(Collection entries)
━━━━━━━━━━━━━━━━━━━━

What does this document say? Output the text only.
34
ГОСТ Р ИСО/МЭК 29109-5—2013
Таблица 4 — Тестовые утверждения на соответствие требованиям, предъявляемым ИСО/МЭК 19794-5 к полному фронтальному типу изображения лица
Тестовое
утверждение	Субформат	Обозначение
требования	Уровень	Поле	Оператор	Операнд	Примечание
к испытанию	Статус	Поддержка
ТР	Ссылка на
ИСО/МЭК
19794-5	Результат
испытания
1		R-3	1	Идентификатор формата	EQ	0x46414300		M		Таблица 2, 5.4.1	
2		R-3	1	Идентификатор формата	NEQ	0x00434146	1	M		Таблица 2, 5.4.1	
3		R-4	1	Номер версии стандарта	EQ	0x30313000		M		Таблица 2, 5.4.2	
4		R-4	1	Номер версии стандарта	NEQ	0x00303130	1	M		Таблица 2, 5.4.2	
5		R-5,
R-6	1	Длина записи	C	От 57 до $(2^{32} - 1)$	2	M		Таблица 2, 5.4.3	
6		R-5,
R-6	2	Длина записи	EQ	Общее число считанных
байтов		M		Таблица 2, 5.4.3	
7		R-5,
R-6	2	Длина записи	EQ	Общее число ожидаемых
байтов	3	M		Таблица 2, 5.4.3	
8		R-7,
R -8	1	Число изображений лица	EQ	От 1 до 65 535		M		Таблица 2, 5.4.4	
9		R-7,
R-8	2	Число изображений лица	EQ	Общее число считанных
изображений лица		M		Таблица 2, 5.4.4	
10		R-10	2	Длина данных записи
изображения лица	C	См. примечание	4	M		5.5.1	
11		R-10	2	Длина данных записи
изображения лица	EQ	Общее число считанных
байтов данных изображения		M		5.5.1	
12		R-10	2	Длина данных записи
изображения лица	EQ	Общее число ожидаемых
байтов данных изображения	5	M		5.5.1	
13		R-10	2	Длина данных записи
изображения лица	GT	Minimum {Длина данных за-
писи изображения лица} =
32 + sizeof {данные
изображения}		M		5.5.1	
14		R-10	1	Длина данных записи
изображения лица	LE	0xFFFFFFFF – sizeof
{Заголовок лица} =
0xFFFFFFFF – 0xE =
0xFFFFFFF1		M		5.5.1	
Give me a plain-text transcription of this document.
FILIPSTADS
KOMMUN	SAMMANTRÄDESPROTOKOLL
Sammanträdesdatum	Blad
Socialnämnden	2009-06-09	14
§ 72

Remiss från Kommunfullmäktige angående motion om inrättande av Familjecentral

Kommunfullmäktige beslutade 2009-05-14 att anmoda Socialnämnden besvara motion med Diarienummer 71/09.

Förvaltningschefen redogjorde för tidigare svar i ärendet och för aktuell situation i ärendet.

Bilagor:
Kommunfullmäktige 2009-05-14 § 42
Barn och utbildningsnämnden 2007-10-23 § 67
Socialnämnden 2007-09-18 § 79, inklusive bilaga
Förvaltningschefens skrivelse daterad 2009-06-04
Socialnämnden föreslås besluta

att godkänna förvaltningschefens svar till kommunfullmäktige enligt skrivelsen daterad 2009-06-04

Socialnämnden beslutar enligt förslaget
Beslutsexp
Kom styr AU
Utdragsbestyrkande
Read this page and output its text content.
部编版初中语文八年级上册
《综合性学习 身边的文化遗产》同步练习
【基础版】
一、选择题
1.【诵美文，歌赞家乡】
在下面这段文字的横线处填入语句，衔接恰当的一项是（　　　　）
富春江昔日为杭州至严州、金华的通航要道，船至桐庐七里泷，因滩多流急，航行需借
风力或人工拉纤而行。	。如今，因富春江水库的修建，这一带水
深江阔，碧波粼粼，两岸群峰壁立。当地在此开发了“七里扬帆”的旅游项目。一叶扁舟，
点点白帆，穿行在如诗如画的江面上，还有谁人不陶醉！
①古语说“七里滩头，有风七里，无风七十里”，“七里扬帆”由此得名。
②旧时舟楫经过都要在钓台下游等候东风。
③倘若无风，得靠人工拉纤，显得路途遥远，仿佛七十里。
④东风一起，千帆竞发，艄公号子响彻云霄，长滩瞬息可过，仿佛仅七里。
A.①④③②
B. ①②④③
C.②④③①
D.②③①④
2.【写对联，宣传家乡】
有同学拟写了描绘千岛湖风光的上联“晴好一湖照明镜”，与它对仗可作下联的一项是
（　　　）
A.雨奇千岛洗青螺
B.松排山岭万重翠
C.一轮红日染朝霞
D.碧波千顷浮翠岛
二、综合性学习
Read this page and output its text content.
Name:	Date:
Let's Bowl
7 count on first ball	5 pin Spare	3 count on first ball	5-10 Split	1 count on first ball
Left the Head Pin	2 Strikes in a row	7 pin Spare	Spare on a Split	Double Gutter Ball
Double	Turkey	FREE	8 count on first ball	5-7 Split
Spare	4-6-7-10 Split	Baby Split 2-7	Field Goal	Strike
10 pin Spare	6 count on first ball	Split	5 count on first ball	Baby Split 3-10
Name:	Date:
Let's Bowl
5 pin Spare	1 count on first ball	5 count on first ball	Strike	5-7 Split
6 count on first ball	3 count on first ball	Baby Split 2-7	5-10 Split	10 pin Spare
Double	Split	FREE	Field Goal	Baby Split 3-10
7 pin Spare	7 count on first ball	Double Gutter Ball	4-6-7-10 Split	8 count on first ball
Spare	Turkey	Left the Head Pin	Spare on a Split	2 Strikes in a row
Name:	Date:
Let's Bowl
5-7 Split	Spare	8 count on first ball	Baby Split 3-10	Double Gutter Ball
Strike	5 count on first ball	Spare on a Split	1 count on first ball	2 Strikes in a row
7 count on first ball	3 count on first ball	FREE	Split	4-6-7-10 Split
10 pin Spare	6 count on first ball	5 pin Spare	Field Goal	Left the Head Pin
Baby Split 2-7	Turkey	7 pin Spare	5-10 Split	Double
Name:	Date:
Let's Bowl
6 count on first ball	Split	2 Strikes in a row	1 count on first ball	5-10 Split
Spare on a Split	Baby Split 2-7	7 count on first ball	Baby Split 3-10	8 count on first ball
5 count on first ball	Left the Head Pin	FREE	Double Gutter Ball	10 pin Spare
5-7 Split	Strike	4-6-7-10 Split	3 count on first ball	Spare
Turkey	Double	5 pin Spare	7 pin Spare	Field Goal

━━━━━━━━━━━━━━━━━━━━

→ **SHORT TASK**: Repeat the material from above exactly, word for word.

→ **ANSWER BELOW**:
What does this document say? Output the text only.
34
ГОСТ Р ИСО/МЭК 29109-5—2013
Таблица 4 — Тестовые утверждения на соответствие требованиям, предъявляемым ИСО/МЭК 19794-5 к полному фронтальному типу изображения лица
Тестовое
утверждение	Субформат	Обозначение
требования	Уровень	Поле	Оператор	Операнд	Примечание
к испытанию	Статус	Поддержка
ТР	Ссылка на
ИСО/МЭК
19794-5	Результат
испытания
1		R-3	1	Идентификатор формата	EQ	0x46414300		M		Таблица 2, 5.4.1	
2		R-3	1	Идентификатор формата	NEQ	0x00434146	1	M		Таблица 2, 5.4.1	
3		R-4	1	Номер версии стандарта	EQ	0x30313000		M		Таблица 2, 5.4.2	
4		R-4	1	Номер версии стандарта	NEQ	0x00303130	1	M		Таблица 2, 5.4.2	
5		R-5,
R-6	1	Длина записи	C	От 57 до $(2^{32} - 1)$	2	M		Таблица 2, 5.4.3	
6		R-5,
R-6	2	Длина записи	EQ	Общее число считанных
байтов		M		Таблица 2, 5.4.3	
7		R-5,
R-6	2	Длина записи	EQ	Общее число ожидаемых
байтов	3	M		Таблица 2, 5.4.3	
8		R-7,
R -8	1	Число изображений лица	EQ	От 1 до 65 535		M		Таблица 2, 5.4.4	
9		R-7,
R-8	2	Число изображений лица	EQ	Общее число считанных
изображений лица		M		Таблица 2, 5.4.4	
10		R-10	2	Длина данных записи
изображения лица	C	См. примечание	4	M		5.5.1	
11		R-10	2	Длина данных записи
изображения лица	EQ	Общее число считанных
байтов данных изображения		M		5.5.1	
12		R-10	2	Длина данных записи
изображения лица	EQ	Общее число ожидаемых
байтов данных изображения	5	M		5.5.1	
13		R-10	2	Длина данных записи
изображения лица	GT	Minimum {Длина данных за-
писи изображения лица} =
32 + sizeof {данные
изображения}		M		5.5.1	
14		R-10	1	Длина данных записи
изображения лица	LE	0xFFFFFFFF – sizeof
{Заголовок лица} =
0xFFFFFFFF – 0xE =
0xFFFFFFF1		M		5.5.1	
Give me a plain-text transcription of this document.
FILIPSTADS
KOMMUN	SAMMANTRÄDESPROTOKOLL
Sammanträdesdatum	Blad
Socialnämnden	2009-06-09	14
§ 72

Remiss från Kommunfullmäktige angående motion om inrättande av Familjecentral

Kommunfullmäktige beslutade 2009-05-14 att anmoda Socialnämnden besvara motion med Diarienummer 71/09.

Förvaltningschefen redogjorde för tidigare svar i ärendet och för aktuell situation i ärendet.

Bilagor:
Kommunfullmäktige 2009-05-14 § 42
Barn och utbildningsnämnden 2007-10-23 § 67
Socialnämnden 2007-09-18 § 79, inklusive bilaga
Förvaltningschefens skrivelse daterad 2009-06-04
Socialnämnden föreslås besluta

att godkänna förvaltningschefens svar till kommunfullmäktige enligt skrivelsen daterad 2009-06-04

Socialnämnden beslutar enligt förslaget
Beslutsexp
Kom styr AU
Utdragsbestyrkande
Read this page and output its text content.
部编版初中语文八年级上册
《综合性学习 身边的文化遗产》同步练习
【基础版】
一、选择题
1.【诵美文，歌赞家乡】
在下面这段文字的横线处填入语句，衔接恰当的一项是（　　　　）
富春江昔日为杭州至严州、金华的通航要道，船至桐庐七里泷，因滩多流急，航行需借
风力或人工拉纤而行。	。如今，因富春江水库的修建，这一带水
深江阔，碧波粼粼，两岸群峰壁立。当地在此开发了“七里扬帆”的旅游项目。一叶扁舟，
点点白帆，穿行在如诗如画的江面上，还有谁人不陶醉！
①古语说“七里滩头，有风七里，无风七十里”，“七里扬帆”由此得名。
②旧时舟楫经过都要在钓台下游等候东风。
③倘若无风，得靠人工拉纤，显得路途遥远，仿佛七十里。
④东风一起，千帆竞发，艄公号子响彻云霄，长滩瞬息可过，仿佛仅七里。
A.①④③②
B. ①②④③
C.②④③①
D.②③①④
2.【写对联，宣传家乡】
有同学拟写了描绘千岛湖风光的上联“晴好一湖照明镜”，与它对仗可作下联的一项是
（　　　）
A.雨奇千岛洗青螺
B.松排山岭万重翠
C.一轮红日染朝霞
D.碧波千顷浮翠岛
二、综合性学习
Read this page and output its text content.
Name:	Date:
Let's Bowl
7 count on first ball	5 pin Spare	3 count on first ball	5-10 Split	1 count on first ball
Left the Head Pin	2 Strikes in a row	7 pin Spare	Spare on a Split	Double Gutter Ball
Double	Turkey	FREE	8 count on first ball	5-7 Split
Spare	4-6-7-10 Split	Baby Split 2-7	Field Goal	Strike
10 pin Spare	6 count on first ball	Split	5 count on first ball	Baby Split 3-10
Name:	Date:
Let's Bowl
5 pin Spare	1 count on first ball	5 count on first ball	Strike	5-7 Split
6 count on first ball	3 count on first ball	Baby Split 2-7	5-10 Split	10 pin Spare
Double	Split	FREE	Field Goal	Baby Split 3-10
7 pin Spare	7 count on first ball	Double Gutter Ball	4-6-7-10 Split	8 count on first ball
Spare	Turkey	Left the Head Pin	Spare on a Split	2 Strikes in a row
Name:	Date:
Let's Bowl
5-7 Split	Spare	8 count on first ball	Baby Split 3-10	Double Gutter Ball
Strike	5 count on first ball	Spare on a Split	1 count on first ball	2 Strikes in a row
7 count on first ball	3 count on first ball	FREE	Split	4-6-7-10 Split
10 pin Spare	6 count on first ball	5 pin Spare	Field Goal	Left the Head Pin
Baby Split 2-7	Turkey	7 pin Spare	5-10 Split	Double
Name:	Date:
Let's Bowl
6 count on first ball	Split	2 Strikes in a row	1 count on first ball	5-10 Split
Spare on a Split	Baby Split 2-7	7 count on first ball	Baby Split 3-10	8 count on first ball
5 count on first ball	Left the Head Pin	FREE	Double Gutter Ball	10 pin Spare
5-7 Split	Strike	4-6-7-10 Split	3 count on first ball	Spare
Turkey	Double	5 pin Spare	7 pin Spare	Field Goal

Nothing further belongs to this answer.